--- Start SELECTED PASSAGE ---
SECURITIES AND EXCHANGE COMMISSION

WASHINGTON, D.C. 20549

 

 

FORM 8-K

 

 

CURRENT REPORT

Pursuant to Section 13 or 15(d)

of the Securities Exchange Act Of 1934

Date of Report (Date of earliest event reported): May 1, 2015 (April 28, 2015)

 

 

Comstock Holding Companies, Inc.

(Exact Name of Registrant as Specified in its Charter)

 

 

 

Delaware   1-32375   20-1164345

(State or Other Jurisdiction

of Incorporation)

 

(Commission

File Number)

 

(IRS Employer

Identification No.)

1886 METRO CENTER DRIVE, FOURTH FLOOR

RESTON, VIRGINIA 20190

(Address of principal executive offices) (Zip Code)

Registrant’s Telephone Number, Including Area Code: (703) 883-1700

 

(Former Name or Former Address, if Changed Since Last Report)

 

 

Check the appropriate box below if the Form 8-K filing is intended to simultaneously satisfy the filing obligation of the registrant under any of the following provisions (See General Instruction A.2. below):

 

¨ Written communications pursuant to Rule 425 under the Securities Act (17 CFR 230.425)

 

¨ Soliciting material pursuant to Rule 14a- 12 under the Exchange Act (17 CFR 240.14a-12)

 

¨ Pre-commencement communications pursuant to Rule 14d-2(b) under the Exchange Act (17 CFR 240.14d-2(b))

 

¨ Pre-commencement communications pursuant to Rule 13e-4(c) under the Exchange Act (17 CFR 240.13e-4(c))

 

 

 


Item 3.01 Notice of Delisting or Failure to Satisfy a Continued Listing Rule or Standard; Transfer of Listing.
--- End SELECTED PASSAGE ---
**GIVEN REQUEST 1**. Retype the part of the Form 8-K cover page above starting at "Pursuant to Section 13" and ending at "in its Charter)".
**GIVEN REQUEST 2**.
Answer these from the Form 8-K cover page above:
(a) What is the exact name of the registrant?
(b) What is the date of the earliest event reported?
(c) In what city and state are the principal executive offices?
--- Start RAW DATA ---
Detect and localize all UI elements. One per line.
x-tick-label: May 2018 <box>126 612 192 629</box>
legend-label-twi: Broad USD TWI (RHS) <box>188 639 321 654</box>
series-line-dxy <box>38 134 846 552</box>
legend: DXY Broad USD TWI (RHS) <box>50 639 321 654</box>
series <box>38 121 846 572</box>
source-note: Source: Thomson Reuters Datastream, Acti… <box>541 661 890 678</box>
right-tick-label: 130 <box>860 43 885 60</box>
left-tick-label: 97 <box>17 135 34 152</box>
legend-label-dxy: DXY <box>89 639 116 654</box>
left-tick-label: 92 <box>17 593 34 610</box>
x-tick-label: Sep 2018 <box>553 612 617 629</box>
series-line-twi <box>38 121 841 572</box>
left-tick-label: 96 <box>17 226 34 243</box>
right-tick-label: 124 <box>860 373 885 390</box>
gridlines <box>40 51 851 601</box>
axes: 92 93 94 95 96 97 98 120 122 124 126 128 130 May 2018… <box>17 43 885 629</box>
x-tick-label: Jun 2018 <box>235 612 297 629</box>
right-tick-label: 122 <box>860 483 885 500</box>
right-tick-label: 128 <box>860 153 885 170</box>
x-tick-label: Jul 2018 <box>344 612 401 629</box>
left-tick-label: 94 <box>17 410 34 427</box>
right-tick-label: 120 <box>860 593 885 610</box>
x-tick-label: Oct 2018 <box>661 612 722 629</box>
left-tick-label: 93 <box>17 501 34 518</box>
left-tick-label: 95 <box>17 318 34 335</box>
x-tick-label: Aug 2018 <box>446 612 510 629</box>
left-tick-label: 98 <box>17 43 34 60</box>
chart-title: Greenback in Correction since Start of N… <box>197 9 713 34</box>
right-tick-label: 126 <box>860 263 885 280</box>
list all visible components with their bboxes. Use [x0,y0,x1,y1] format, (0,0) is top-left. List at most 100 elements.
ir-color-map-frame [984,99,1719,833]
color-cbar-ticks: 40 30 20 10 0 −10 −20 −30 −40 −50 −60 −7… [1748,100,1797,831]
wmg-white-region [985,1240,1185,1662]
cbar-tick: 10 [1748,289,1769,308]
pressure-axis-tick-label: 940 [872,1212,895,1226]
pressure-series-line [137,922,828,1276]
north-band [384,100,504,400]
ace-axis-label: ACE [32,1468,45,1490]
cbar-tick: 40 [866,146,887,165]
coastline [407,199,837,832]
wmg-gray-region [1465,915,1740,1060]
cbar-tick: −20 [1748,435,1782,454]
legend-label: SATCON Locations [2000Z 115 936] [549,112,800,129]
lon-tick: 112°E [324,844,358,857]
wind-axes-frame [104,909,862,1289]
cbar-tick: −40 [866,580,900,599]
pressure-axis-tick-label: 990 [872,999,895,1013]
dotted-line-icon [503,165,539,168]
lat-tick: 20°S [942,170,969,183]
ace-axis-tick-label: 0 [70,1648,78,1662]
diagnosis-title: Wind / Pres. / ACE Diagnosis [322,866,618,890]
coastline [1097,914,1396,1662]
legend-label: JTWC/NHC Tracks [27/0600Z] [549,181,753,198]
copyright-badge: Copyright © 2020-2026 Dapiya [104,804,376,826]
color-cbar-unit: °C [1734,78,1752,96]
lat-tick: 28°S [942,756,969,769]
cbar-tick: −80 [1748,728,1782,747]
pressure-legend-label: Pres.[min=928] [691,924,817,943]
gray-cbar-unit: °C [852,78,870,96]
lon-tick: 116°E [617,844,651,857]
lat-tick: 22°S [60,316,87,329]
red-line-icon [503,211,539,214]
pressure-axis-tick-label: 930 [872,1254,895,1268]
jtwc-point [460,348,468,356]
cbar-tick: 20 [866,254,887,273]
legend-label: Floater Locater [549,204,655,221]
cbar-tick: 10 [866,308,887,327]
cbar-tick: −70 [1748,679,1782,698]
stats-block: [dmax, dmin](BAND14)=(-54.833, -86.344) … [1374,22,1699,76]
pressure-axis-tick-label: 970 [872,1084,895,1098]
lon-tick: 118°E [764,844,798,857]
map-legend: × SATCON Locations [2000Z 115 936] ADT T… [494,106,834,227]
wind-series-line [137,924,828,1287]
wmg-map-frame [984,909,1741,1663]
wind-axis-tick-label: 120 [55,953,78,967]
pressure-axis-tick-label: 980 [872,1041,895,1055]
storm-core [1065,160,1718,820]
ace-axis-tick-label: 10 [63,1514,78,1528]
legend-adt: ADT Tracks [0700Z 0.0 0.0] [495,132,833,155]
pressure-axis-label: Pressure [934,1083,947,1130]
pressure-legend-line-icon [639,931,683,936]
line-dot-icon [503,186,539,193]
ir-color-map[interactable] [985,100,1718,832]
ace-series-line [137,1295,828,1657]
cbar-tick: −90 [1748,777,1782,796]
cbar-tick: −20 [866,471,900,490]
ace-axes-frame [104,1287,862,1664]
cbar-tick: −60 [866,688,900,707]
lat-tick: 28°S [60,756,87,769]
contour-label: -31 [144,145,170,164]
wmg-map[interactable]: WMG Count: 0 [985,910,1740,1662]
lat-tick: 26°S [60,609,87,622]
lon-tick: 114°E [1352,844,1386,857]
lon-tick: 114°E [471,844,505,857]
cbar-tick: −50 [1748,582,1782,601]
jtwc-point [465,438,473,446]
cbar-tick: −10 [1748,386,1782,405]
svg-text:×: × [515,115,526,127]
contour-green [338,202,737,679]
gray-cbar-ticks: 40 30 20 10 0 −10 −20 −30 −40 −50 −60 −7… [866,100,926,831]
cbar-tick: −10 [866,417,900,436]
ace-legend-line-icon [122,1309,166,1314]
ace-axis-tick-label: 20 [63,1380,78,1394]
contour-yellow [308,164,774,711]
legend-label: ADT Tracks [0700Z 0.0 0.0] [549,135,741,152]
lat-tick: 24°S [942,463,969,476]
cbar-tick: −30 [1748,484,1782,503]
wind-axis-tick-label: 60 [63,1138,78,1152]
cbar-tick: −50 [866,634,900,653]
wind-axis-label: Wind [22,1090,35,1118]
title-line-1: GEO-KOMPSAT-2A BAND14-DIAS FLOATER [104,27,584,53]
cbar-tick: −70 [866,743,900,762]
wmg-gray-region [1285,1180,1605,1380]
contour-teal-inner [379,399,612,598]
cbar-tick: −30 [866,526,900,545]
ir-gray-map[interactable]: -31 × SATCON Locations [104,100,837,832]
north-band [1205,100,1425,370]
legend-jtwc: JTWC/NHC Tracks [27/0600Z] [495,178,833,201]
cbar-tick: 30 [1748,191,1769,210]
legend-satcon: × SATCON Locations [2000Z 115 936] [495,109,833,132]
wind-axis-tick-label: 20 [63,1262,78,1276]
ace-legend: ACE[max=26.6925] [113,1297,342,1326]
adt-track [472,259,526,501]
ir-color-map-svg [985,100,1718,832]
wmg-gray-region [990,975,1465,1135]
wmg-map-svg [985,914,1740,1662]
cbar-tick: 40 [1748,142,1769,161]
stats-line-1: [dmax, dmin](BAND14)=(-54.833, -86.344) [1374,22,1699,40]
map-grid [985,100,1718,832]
--- End RAW DATA ---
**EXPECTED OUTPUT 1**.
Pursuant to Section 13 or 15(d)

of the Securities Exchange Act Of 1934

Date of Report (Date of earliest event reported): May 1, 2015 (April 28, 2015)

 

 

Comstock Holding Companies, Inc.

(Exact Name of Registrant as Specified in its Charter)

**EXPECTED OUTPUT 2**.
(a) Comstock Holding Companies, Inc.
(b) April 28, 2015
(c) Reston, Virginia